Objective:
Every entry that follows needs to be repeated exactly.

Data supplied:

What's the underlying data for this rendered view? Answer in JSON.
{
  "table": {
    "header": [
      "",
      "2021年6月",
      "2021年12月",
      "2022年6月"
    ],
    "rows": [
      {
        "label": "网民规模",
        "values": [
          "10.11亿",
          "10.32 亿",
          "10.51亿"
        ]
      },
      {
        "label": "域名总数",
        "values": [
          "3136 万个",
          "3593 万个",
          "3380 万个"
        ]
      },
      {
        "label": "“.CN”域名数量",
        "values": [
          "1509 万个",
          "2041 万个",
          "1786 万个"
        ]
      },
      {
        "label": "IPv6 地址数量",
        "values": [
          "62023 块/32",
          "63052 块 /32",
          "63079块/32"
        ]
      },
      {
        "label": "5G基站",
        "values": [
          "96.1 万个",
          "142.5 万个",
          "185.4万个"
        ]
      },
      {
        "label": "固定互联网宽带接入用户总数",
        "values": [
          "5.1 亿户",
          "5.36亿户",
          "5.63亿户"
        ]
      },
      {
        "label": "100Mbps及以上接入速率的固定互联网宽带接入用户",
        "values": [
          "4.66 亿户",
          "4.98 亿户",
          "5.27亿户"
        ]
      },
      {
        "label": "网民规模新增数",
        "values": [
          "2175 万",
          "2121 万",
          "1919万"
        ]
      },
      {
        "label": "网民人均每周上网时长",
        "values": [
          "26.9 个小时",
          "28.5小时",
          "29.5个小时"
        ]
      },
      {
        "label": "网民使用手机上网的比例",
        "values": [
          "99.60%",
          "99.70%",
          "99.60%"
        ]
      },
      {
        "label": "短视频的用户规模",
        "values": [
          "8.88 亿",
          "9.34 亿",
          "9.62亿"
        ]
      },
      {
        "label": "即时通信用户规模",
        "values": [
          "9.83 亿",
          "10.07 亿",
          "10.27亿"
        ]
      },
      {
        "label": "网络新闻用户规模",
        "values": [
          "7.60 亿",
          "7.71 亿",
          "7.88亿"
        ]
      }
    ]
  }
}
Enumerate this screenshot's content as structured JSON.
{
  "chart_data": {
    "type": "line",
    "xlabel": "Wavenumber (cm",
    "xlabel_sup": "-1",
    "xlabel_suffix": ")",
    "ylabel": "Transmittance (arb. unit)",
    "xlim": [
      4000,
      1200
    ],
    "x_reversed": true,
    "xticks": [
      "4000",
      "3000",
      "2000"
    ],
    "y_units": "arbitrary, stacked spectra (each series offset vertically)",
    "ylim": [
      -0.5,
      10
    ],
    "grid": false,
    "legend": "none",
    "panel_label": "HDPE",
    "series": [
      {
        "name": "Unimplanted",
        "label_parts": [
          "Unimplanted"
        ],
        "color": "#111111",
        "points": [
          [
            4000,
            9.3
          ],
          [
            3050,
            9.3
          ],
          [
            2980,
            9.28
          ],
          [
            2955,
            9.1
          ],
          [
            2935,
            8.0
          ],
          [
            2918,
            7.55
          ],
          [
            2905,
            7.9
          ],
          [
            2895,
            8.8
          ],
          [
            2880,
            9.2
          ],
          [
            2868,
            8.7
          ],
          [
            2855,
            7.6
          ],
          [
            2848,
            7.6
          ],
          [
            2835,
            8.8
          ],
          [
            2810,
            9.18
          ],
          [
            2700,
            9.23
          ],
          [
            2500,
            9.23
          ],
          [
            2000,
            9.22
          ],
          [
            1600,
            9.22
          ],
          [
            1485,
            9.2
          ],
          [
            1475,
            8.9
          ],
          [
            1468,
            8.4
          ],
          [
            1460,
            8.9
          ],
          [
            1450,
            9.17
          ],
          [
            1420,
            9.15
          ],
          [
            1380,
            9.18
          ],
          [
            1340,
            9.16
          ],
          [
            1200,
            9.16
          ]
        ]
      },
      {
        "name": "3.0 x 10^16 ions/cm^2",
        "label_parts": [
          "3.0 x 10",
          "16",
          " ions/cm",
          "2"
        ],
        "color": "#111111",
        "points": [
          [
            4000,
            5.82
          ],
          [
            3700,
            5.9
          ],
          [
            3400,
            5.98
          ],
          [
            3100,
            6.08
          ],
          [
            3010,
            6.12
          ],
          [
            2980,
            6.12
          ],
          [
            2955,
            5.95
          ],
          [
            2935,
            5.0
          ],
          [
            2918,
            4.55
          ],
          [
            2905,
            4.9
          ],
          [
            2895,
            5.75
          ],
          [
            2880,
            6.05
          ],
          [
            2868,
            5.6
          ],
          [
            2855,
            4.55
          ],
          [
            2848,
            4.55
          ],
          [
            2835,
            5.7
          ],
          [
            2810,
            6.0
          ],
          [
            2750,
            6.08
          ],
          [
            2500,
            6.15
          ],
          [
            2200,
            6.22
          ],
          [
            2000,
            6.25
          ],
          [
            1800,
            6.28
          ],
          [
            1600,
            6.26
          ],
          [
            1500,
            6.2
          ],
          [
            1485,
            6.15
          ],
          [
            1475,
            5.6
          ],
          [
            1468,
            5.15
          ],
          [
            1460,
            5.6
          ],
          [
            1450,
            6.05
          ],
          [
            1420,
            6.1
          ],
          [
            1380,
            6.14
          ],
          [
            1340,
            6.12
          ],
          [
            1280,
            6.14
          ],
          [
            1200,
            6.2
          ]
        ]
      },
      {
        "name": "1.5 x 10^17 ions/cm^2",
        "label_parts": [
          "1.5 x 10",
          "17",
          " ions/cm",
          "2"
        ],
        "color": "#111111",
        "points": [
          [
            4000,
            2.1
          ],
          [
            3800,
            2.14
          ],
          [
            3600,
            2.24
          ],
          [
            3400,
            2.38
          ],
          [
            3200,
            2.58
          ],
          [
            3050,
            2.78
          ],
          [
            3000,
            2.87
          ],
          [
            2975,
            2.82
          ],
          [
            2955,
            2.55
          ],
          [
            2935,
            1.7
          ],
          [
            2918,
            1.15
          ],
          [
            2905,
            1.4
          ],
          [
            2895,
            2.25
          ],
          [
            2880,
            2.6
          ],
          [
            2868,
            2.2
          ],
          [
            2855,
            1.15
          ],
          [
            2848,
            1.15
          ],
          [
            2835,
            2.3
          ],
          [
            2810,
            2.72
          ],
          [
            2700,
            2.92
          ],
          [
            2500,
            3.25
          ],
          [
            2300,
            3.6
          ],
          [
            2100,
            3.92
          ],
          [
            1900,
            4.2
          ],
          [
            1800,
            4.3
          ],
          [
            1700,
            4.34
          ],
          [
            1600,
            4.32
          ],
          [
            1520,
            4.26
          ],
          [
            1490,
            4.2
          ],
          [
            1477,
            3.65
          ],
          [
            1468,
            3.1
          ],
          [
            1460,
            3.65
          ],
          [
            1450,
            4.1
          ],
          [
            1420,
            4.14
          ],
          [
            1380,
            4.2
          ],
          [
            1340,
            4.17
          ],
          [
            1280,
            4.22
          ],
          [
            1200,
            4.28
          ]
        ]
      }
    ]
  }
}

Task response:
What's the underlying data for this rendered view? Answer in JSON.
{
  "table": {
    "header": [
      "",
      "2021年6月",
      "2021年12月",
      "2022年6月"
    ],
    "rows": [
      {
        "label": "网民规模",
        "values": [
          "10.11亿",
          "10.32 亿",
          "10.51亿"
        ]
      },
      {
        "label": "域名总数",
        "values": [
          "3136 万个",
          "3593 万个",
          "3380 万个"
        ]
      },
      {
        "label": "“.CN”域名数量",
        "values": [
          "1509 万个",
          "2041 万个",
          "1786 万个"
        ]
      },
      {
        "label": "IPv6 地址数量",
        "values": [
          "62023 块/32",
          "63052 块 /32",
          "63079块/32"
        ]
      },
      {
        "label": "5G基站",
        "values": [
          "96.1 万个",
          "142.5 万个",
          "185.4万个"
        ]
      },
      {
        "label": "固定互联网宽带接入用户总数",
        "values": [
          "5.1 亿户",
          "5.36亿户",
          "5.63亿户"
        ]
      },
      {
        "label": "100Mbps及以上接入速率的固定互联网宽带接入用户",
        "values": [
          "4.66 亿户",
          "4.98 亿户",
          "5.27亿户"
        ]
      },
      {
        "label": "网民规模新增数",
        "values": [
          "2175 万",
          "2121 万",
          "1919万"
        ]
      },
      {
        "label": "网民人均每周上网时长",
        "values": [
          "26.9 个小时",
          "28.5小时",
          "29.5个小时"
        ]
      },
      {
        "label": "网民使用手机上网的比例",
        "values": [
          "99.60%",
          "99.70%",
          "99.60%"
        ]
      },
      {
        "label": "短视频的用户规模",
        "values": [
          "8.88 亿",
          "9.34 亿",
          "9.62亿"
        ]
      },
      {
        "label": "即时通信用户规模",
        "values": [
          "9.83 亿",
          "10.07 亿",
          "10.27亿"
        ]
      },
      {
        "label": "网络新闻用户规模",
        "values": [
          "7.60 亿",
          "7.71 亿",
          "7.88亿"
        ]
      }
    ]
  }
}
Enumerate this screenshot's content as structured JSON.
{
  "chart_data": {
    "type": "line",
    "xlabel": "Wavenumber (cm",
    "xlabel_sup": "-1",
    "xlabel_suffix": ")",
    "ylabel": "Transmittance (arb. unit)",
    "xlim": [
      4000,
      1200
    ],
    "x_reversed": true,
    "xticks": [
      "4000",
      "3000",
      "2000"
    ],
    "y_units": "arbitrary, stacked spectra (each series offset vertically)",
    "ylim": [
      -0.5,
      10
    ],
    "grid": false,
    "legend": "none",
    "panel_label": "HDPE",
    "series": [
      {
        "name": "Unimplanted",
        "label_parts": [
          "Unimplanted"
        ],
        "color": "#111111",
        "points": [
          [
            4000,
            9.3
          ],
          [
            3050,
            9.3
          ],
          [
            2980,
            9.28
          ],
          [
            2955,
            9.1
          ],
          [
            2935,
            8.0
          ],
          [
            2918,
            7.55
          ],
          [
            2905,
            7.9
          ],
          [
            2895,
            8.8
          ],
          [
            2880,
            9.2
          ],
          [
            2868,
            8.7
          ],
          [
            2855,
            7.6
          ],
          [
            2848,
            7.6
          ],
          [
            2835,
            8.8
          ],
          [
            2810,
            9.18
          ],
          [
            2700,
            9.23
          ],
          [
            2500,
            9.23
          ],
          [
            2000,
            9.22
          ],
          [
            1600,
            9.22
          ],
          [
            1485,
            9.2
          ],
          [
            1475,
            8.9
          ],
          [
            1468,
            8.4
          ],
          [
            1460,
            8.9
          ],
          [
            1450,
            9.17
          ],
          [
            1420,
            9.15
          ],
          [
            1380,
            9.18
          ],
          [
            1340,
            9.16
          ],
          [
            1200,
            9.16
          ]
        ]
      },
      {
        "name": "3.0 x 10^16 ions/cm^2",
        "label_parts": [
          "3.0 x 10",
          "16",
          " ions/cm",
          "2"
        ],
        "color": "#111111",
        "points": [
          [
            4000,
            5.82
          ],
          [
            3700,
            5.9
          ],
          [
            3400,
            5.98
          ],
          [
            3100,
            6.08
          ],
          [
            3010,
            6.12
          ],
          [
            2980,
            6.12
          ],
          [
            2955,
            5.95
          ],
          [
            2935,
            5.0
          ],
          [
            2918,
            4.55
          ],
          [
            2905,
            4.9
          ],
          [
            2895,
            5.75
          ],
          [
            2880,
            6.05
          ],
          [
            2868,
            5.6
          ],
          [
            2855,
            4.55
          ],
          [
            2848,
            4.55
          ],
          [
            2835,
            5.7
          ],
          [
            2810,
            6.0
          ],
          [
            2750,
            6.08
          ],
          [
            2500,
            6.15
          ],
          [
            2200,
            6.22
          ],
          [
            2000,
            6.25
          ],
          [
            1800,
            6.28
          ],
          [
            1600,
            6.26
          ],
          [
            1500,
            6.2
          ],
          [
            1485,
            6.15
          ],
          [
            1475,
            5.6
          ],
          [
            1468,
            5.15
          ],
          [
            1460,
            5.6
          ],
          [
            1450,
            6.05
          ],
          [
            1420,
            6.1
          ],
          [
            1380,
            6.14
          ],
          [
            1340,
            6.12
          ],
          [
            1280,
            6.14
          ],
          [
            1200,
            6.2
          ]
        ]
      },
      {
        "name": "1.5 x 10^17 ions/cm^2",
        "label_parts": [
          "1.5 x 10",
          "17",
          " ions/cm",
          "2"
        ],
        "color": "#111111",
        "points": [
          [
            4000,
            2.1
          ],
          [
            3800,
            2.14
          ],
          [
            3600,
            2.24
          ],
          [
            3400,
            2.38
          ],
          [
            3200,
            2.58
          ],
          [
            3050,
            2.78
          ],
          [
            3000,
            2.87
          ],
          [
            2975,
            2.82
          ],
          [
            2955,
            2.55
          ],
          [
            2935,
            1.7
          ],
          [
            2918,
            1.15
          ],
          [
            2905,
            1.4
          ],
          [
            2895,
            2.25
          ],
          [
            2880,
            2.6
          ],
          [
            2868,
            2.2
          ],
          [
            2855,
            1.15
          ],
          [
            2848,
            1.15
          ],
          [
            2835,
            2.3
          ],
          [
            2810,
            2.72
          ],
          [
            2700,
            2.92
          ],
          [
            2500,
            3.25
          ],
          [
            2300,
            3.6
          ],
          [
            2100,
            3.92
          ],
          [
            1900,
            4.2
          ],
          [
            1800,
            4.3
          ],
          [
            1700,
            4.34
          ],
          [
            1600,
            4.32
          ],
          [
            1520,
            4.26
          ],
          [
            1490,
            4.2
          ],
          [
            1477,
            3.65
          ],
          [
            1468,
            3.1
          ],
          [
            1460,
            3.65
          ],
          [
            1450,
            4.1
          ],
          [
            1420,
            4.14
          ],
          [
            1380,
            4.2
          ],
          [
            1340,
            4.17
          ],
          [
            1280,
            4.22
          ],
          [
            1200,
            4.28
          ]
        ]
      }
    ]
  }
}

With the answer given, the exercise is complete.